* Begin EXCERPTED DATA *
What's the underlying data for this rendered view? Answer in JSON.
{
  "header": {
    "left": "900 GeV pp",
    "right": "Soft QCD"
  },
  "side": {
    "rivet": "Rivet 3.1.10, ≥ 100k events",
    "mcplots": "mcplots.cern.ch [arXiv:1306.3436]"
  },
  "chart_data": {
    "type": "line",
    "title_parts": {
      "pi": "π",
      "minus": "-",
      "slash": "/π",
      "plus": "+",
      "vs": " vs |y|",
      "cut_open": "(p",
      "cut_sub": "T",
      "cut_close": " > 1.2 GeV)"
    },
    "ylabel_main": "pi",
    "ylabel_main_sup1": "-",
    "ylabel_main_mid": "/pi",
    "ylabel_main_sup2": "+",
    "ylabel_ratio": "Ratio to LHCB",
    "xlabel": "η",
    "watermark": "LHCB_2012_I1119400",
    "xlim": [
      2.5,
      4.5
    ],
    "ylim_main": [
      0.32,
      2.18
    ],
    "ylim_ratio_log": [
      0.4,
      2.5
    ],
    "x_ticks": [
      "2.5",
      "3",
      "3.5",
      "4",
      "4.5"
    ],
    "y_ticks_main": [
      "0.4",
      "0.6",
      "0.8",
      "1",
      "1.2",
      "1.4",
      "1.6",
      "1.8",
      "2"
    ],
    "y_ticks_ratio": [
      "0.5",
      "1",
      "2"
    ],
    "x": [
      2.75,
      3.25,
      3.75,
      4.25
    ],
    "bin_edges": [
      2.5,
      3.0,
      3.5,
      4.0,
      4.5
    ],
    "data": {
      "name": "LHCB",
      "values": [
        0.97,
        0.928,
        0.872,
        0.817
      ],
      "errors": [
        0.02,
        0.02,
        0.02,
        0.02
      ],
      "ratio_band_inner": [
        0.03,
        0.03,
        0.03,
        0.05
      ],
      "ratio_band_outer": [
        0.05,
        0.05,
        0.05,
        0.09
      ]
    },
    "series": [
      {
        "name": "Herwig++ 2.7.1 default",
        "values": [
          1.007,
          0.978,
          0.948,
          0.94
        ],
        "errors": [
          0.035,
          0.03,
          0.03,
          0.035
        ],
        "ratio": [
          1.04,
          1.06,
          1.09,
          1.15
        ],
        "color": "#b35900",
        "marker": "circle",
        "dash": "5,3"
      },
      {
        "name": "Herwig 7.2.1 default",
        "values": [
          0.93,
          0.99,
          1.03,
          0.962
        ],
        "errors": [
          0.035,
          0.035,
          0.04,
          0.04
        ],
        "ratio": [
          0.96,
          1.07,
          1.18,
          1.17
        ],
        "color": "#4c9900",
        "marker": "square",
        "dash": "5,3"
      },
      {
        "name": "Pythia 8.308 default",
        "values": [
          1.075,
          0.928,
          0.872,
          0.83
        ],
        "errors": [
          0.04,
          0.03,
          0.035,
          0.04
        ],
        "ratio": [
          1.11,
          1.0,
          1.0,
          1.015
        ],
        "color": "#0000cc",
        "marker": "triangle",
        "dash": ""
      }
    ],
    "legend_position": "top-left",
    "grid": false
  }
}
* End EXCERPTED DATA *
-- AIM OF THE EXERCISE --
Find the string "default" in the entries above and return each line that holds it.

-- FINAL RESULT --
        "name": "Herwig++ 2.7.1 default",
        "name": "Herwig 7.2.1 default",
        "name": "Pythia 8.308 default",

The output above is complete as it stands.